THE PROBLEM:
Can you repeat every line of the material below word for word, leaving the pictures out?

Spatial annotation records:

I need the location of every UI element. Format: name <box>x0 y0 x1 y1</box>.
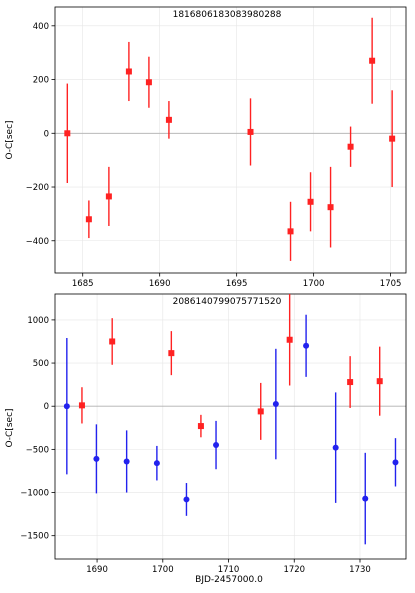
plot-frame <box>54 293 407 560</box>
data-point <box>389 135 396 142</box>
data-point <box>64 130 71 137</box>
data-point <box>392 459 399 466</box>
y-tick-label: 400 <box>33 22 49 32</box>
data-point <box>257 408 264 415</box>
y-axis-label: O-C[sec] <box>5 120 15 159</box>
x-tick-label: 1720 <box>283 565 305 575</box>
data-series <box>63 314 399 545</box>
x-tick-label: 1700 <box>152 565 174 575</box>
x-tick-label: 1690 <box>86 565 108 575</box>
y-tick-label: 0 <box>44 129 49 139</box>
data-point <box>165 116 172 123</box>
data-point <box>168 350 175 357</box>
y-tick-label: −200 <box>26 183 49 193</box>
x-tick-label: 1690 <box>149 279 171 289</box>
y-tick-label: 0 <box>44 402 49 412</box>
x-tick-label: 1685 <box>72 279 94 289</box>
y-tick-label: −1000 <box>20 489 49 499</box>
data-point <box>109 338 116 345</box>
data-point <box>93 455 100 462</box>
data-point <box>197 423 204 430</box>
data-series <box>78 294 383 440</box>
x-tick-label: 1695 <box>226 279 248 289</box>
data-point <box>362 495 369 502</box>
data-point <box>327 204 334 211</box>
data-point <box>85 216 92 223</box>
y-tick-label: −500 <box>26 445 49 455</box>
data-point <box>105 193 112 200</box>
data-point <box>376 378 383 385</box>
x-tick-label: 1730 <box>349 565 371 575</box>
y-tick-label: 200 <box>33 76 49 86</box>
x-axis-label: BJD-2457000.0 <box>195 575 263 585</box>
x-tick-label: 1705 <box>380 279 402 289</box>
grid-and-axes: 1690 1700 1710 1720 1730 −1500 −1000 −500 0 500 10… <box>20 293 407 575</box>
grid-and-axes: 1685 1690 1695 1700 1705 −400 −200 0 200 400 <box>26 6 407 289</box>
data-point <box>63 403 70 410</box>
data-point <box>78 402 85 409</box>
data-series <box>64 17 396 261</box>
y-tick-label: 1000 <box>27 316 49 326</box>
data-point <box>332 444 339 451</box>
data-point <box>145 79 152 86</box>
data-point <box>287 228 294 235</box>
bottom-chart: 1690 1700 1710 1720 1730 −1500 −1000 −500 0 500 10… <box>5 293 407 585</box>
chart-title: 1816806183083980288 <box>173 10 282 20</box>
data-point <box>369 57 376 64</box>
x-tick-label: 1700 <box>303 279 325 289</box>
y-axis-label: O-C[sec] <box>5 408 15 447</box>
data-point <box>347 143 354 150</box>
data-point <box>347 379 354 386</box>
y-tick-label: 500 <box>33 359 49 369</box>
data-point <box>213 442 220 449</box>
data-point <box>286 336 293 343</box>
data-point <box>272 401 279 408</box>
data-point <box>153 460 160 467</box>
data-point <box>247 128 254 135</box>
plot-frame <box>54 6 407 274</box>
x-tick-label: 1710 <box>218 565 240 575</box>
y-tick-label: −1500 <box>20 532 49 542</box>
data-point <box>123 458 130 465</box>
top-chart: 1685 1690 1695 1700 1705 −400 −200 0 200 400 1816… <box>5 6 407 289</box>
data-point <box>183 496 190 503</box>
chart-title: 2086140799075771520 <box>173 297 282 307</box>
y-tick-label: −400 <box>26 237 49 247</box>
data-point <box>125 68 132 75</box>
data-point <box>303 342 310 349</box>
data-point <box>307 198 314 205</box>
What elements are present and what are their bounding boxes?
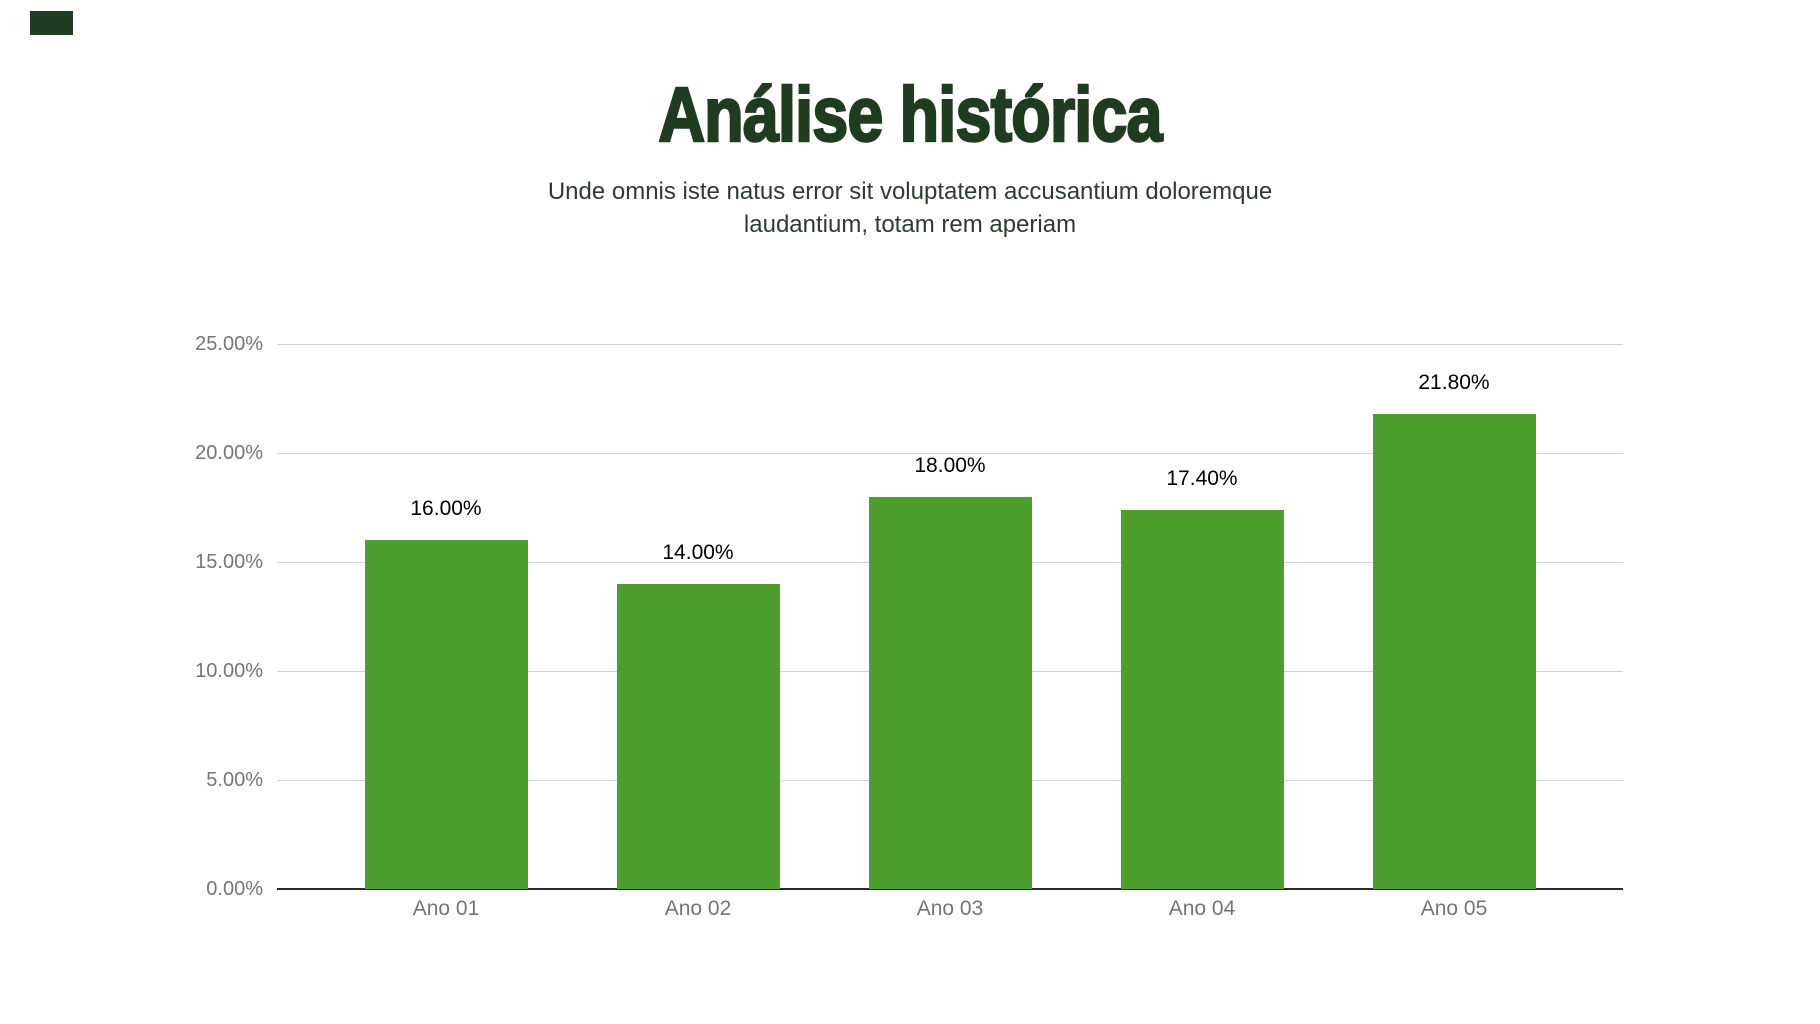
chart-title: Análise histórica xyxy=(657,71,1163,159)
value-label-ano-03: 18.00% xyxy=(914,453,986,477)
plot-area: 16.00% 14.00% 18.00% 17.40% 21.80% xyxy=(277,344,1623,890)
gridline-20.00% xyxy=(277,453,1623,454)
chart-subtitle-line1: Unde omnis iste natus error sit voluptat… xyxy=(547,177,1273,205)
y-tick-5.00%: 5.00% xyxy=(206,769,263,791)
value-label-ano-05: 21.80% xyxy=(1418,370,1490,394)
gridline-25.00% xyxy=(277,344,1623,345)
bar-ano-04 xyxy=(1120,509,1284,889)
y-tick-25.00%: 25.00% xyxy=(195,333,263,355)
value-label-ano-02: 14.00% xyxy=(662,540,734,564)
value-label-ano-01: 16.00% xyxy=(410,497,482,521)
x-tick-ano-03: Ano 03 xyxy=(916,897,984,920)
value-label-ano-04: 17.40% xyxy=(1166,466,1238,490)
slide-header: Análise histórica Unde omnis iste natus … xyxy=(0,70,1820,241)
chart-subtitle: Unde omnis iste natus error sit voluptat… xyxy=(0,175,1820,241)
y-tick-10.00%: 10.00% xyxy=(195,660,263,682)
bar-ano-02 xyxy=(616,583,780,889)
x-tick-ano-05: Ano 05 xyxy=(1420,897,1488,920)
x-axis-baseline xyxy=(277,888,1623,890)
y-tick-0.00%: 0.00% xyxy=(206,878,263,900)
x-tick-ano-02: Ano 02 xyxy=(664,897,732,920)
x-tick-ano-04: Ano 04 xyxy=(1168,897,1236,920)
corner-accent-bar xyxy=(30,11,73,35)
chart-subtitle-line2: laudantium, totam rem aperiam xyxy=(743,210,1077,238)
bar-ano-05 xyxy=(1372,413,1536,889)
bar-ano-03 xyxy=(868,496,1032,889)
y-tick-15.00%: 15.00% xyxy=(195,551,263,573)
bar-ano-01 xyxy=(364,540,528,889)
x-tick-ano-01: Ano 01 xyxy=(412,897,480,920)
y-tick-20.00%: 20.00% xyxy=(195,442,263,464)
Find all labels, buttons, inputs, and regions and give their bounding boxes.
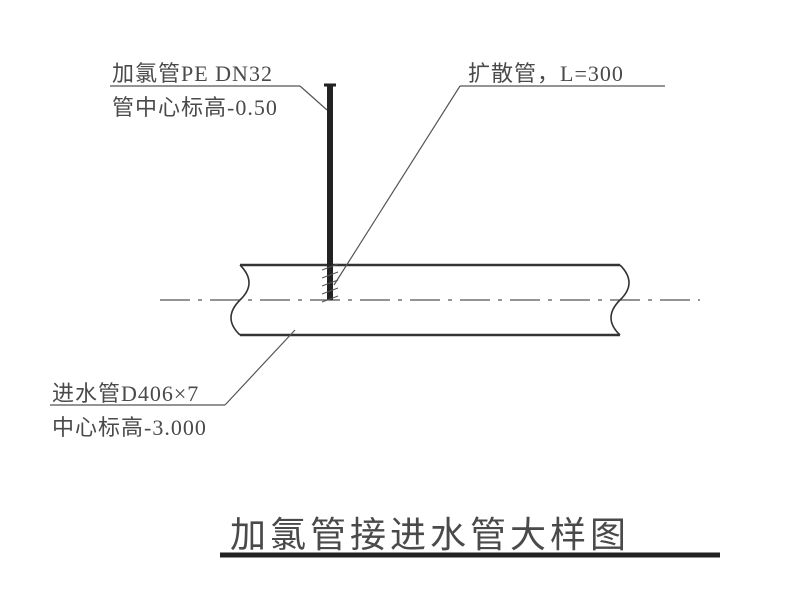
chlorine-pipe-label-2: 管中心标高-0.50 bbox=[112, 90, 278, 122]
chlorine-pipe-label-1: 加氯管PE DN32 bbox=[112, 56, 273, 88]
inlet-pipe-label-2: 中心标高-3.000 bbox=[52, 410, 207, 442]
inlet-pipe-label-1: 进水管D406×7 bbox=[52, 376, 199, 408]
diffuser-label: 扩散管，L=300 bbox=[468, 56, 624, 88]
leader-diffuser bbox=[334, 86, 665, 285]
drawing-title: 加氯管接进水管大样图 bbox=[230, 506, 630, 558]
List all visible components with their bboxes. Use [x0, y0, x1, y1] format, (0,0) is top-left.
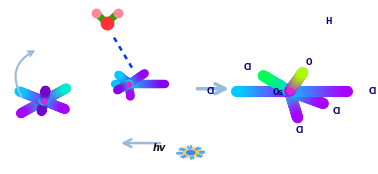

EXERCISE SOLUTION:
I need the location of every UI element. Format: name <box>x0 y0 x1 y1</box>.
plot-frame <box>54 293 407 560</box>
data-point <box>389 135 396 142</box>
data-point <box>64 130 71 137</box>
data-point <box>392 459 399 466</box>
y-tick-label: 400 <box>33 22 49 32</box>
data-point <box>257 408 264 415</box>
y-axis-label: O-C[sec] <box>5 120 15 159</box>
x-tick-label: 1720 <box>283 565 305 575</box>
data-series <box>63 314 399 545</box>
x-tick-label: 1700 <box>152 565 174 575</box>
x-tick-label: 1690 <box>86 565 108 575</box>
y-tick-label: 0 <box>44 129 49 139</box>
data-point <box>165 116 172 123</box>
data-point <box>168 350 175 357</box>
y-tick-label: −200 <box>26 183 49 193</box>
x-tick-label: 1690 <box>149 279 171 289</box>
y-tick-label: 0 <box>44 402 49 412</box>
x-tick-label: 1685 <box>72 279 94 289</box>
y-tick-label: −1000 <box>20 489 49 499</box>
data-point <box>109 338 116 345</box>
data-point <box>93 455 100 462</box>
data-point <box>197 423 204 430</box>
data-series <box>78 294 383 440</box>
x-tick-label: 1695 <box>226 279 248 289</box>
data-point <box>362 495 369 502</box>
data-point <box>327 204 334 211</box>
data-point <box>85 216 92 223</box>
y-tick-label: −500 <box>26 445 49 455</box>
data-point <box>105 193 112 200</box>
data-point <box>376 378 383 385</box>
x-tick-label: 1730 <box>349 565 371 575</box>
y-tick-label: 200 <box>33 76 49 86</box>
x-axis-label: BJD-2457000.0 <box>195 575 263 585</box>
x-tick-label: 1705 <box>380 279 402 289</box>
grid-and-axes: 1690 1700 1710 1720 1730 −1500 −1000 −500 0 500 10… <box>20 293 407 575</box>
grid-and-axes: 1685 1690 1695 1700 1705 −400 −200 0 200 400 <box>26 6 407 289</box>
data-point <box>63 403 70 410</box>
data-point <box>78 402 85 409</box>
data-series <box>64 17 396 261</box>
y-tick-label: 1000 <box>27 316 49 326</box>
data-point <box>332 444 339 451</box>
data-point <box>145 79 152 86</box>
data-point <box>287 228 294 235</box>
bottom-chart: 1690 1700 1710 1720 1730 −1500 −1000 −500 0 500 10… <box>5 293 407 585</box>
chart-title: 1816806183083980288 <box>173 10 282 20</box>
data-point <box>369 57 376 64</box>
x-tick-label: 1700 <box>303 279 325 289</box>
y-axis-label: O-C[sec] <box>5 408 15 447</box>
data-point <box>347 143 354 150</box>
data-point <box>347 379 354 386</box>
y-tick-label: 500 <box>33 359 49 369</box>
data-point <box>213 442 220 449</box>
data-point <box>286 336 293 343</box>
data-point <box>272 401 279 408</box>
data-point <box>153 460 160 467</box>
data-point <box>247 128 254 135</box>
plot-frame <box>54 6 407 274</box>
x-tick-label: 1710 <box>218 565 240 575</box>
y-tick-label: −1500 <box>20 532 49 542</box>
data-point <box>123 458 130 465</box>
top-chart: 1685 1690 1695 1700 1705 −400 −200 0 200 400 1816… <box>5 6 407 289</box>
data-point <box>183 496 190 503</box>
chart-title: 2086140799075771520 <box>173 297 282 307</box>
y-tick-label: −400 <box>26 237 49 247</box>
data-point <box>125 68 132 75</box>
data-point <box>303 342 310 349</box>
data-point <box>307 198 314 205</box>
What elements are present and what are their bounding boxes?
chart-title: Análise histórica xyxy=(657,71,1163,159)
value-label-ano-03: 18.00% xyxy=(914,453,986,477)
plot-area: 16.00% 14.00% 18.00% 17.40% 21.80% xyxy=(277,344,1623,890)
gridline-20.00% xyxy=(277,453,1623,454)
chart-subtitle-line1: Unde omnis iste natus error sit voluptat… xyxy=(547,177,1273,205)
y-tick-5.00%: 5.00% xyxy=(206,769,263,791)
value-label-ano-05: 21.80% xyxy=(1418,370,1490,394)
gridline-25.00% xyxy=(277,344,1623,345)
bar-ano-04 xyxy=(1120,509,1284,889)
y-tick-25.00%: 25.00% xyxy=(195,333,263,355)
value-label-ano-02: 14.00% xyxy=(662,540,734,564)
value-label-ano-01: 16.00% xyxy=(410,497,482,521)
x-tick-ano-03: Ano 03 xyxy=(916,897,984,920)
value-label-ano-04: 17.40% xyxy=(1166,466,1238,490)
slide-header: Análise histórica Unde omnis iste natus … xyxy=(0,70,1820,241)
chart-subtitle: Unde omnis iste natus error sit voluptat… xyxy=(0,175,1820,241)
y-tick-10.00%: 10.00% xyxy=(195,660,263,682)
bar-ano-02 xyxy=(616,583,780,889)
x-tick-ano-05: Ano 05 xyxy=(1420,897,1488,920)
x-axis-baseline xyxy=(277,888,1623,890)
y-tick-0.00%: 0.00% xyxy=(206,878,263,900)
x-tick-ano-02: Ano 02 xyxy=(664,897,732,920)
x-tick-ano-04: Ano 04 xyxy=(1168,897,1236,920)
corner-accent-bar xyxy=(30,11,73,35)
chart-subtitle-line2: laudantium, totam rem aperiam xyxy=(743,210,1077,238)
bar-ano-05 xyxy=(1372,413,1536,889)
bar-ano-03 xyxy=(868,496,1032,889)
y-tick-15.00%: 15.00% xyxy=(195,551,263,573)
bar-ano-01 xyxy=(364,540,528,889)
x-tick-ano-01: Ano 01 xyxy=(412,897,480,920)
y-tick-20.00%: 20.00% xyxy=(195,442,263,464)
Find all labels, buttons, inputs, and regions and give their bounding boxes.
chlorine-pipe-label-2: 管中心标高-0.50 bbox=[112, 90, 278, 122]
chlorine-pipe-label-1: 加氯管PE DN32 bbox=[112, 56, 273, 88]
inlet-pipe-label-2: 中心标高-3.000 bbox=[52, 410, 207, 442]
inlet-pipe-label-1: 进水管D406×7 bbox=[52, 376, 199, 408]
diffuser-label: 扩散管，L=300 bbox=[468, 56, 624, 88]
leader-diffuser bbox=[334, 86, 665, 285]
drawing-title: 加氯管接进水管大样图 bbox=[230, 506, 630, 558]
List all visible components with their bboxes. Use [x0, y0, x1, y1] format, (0,0) is top-left.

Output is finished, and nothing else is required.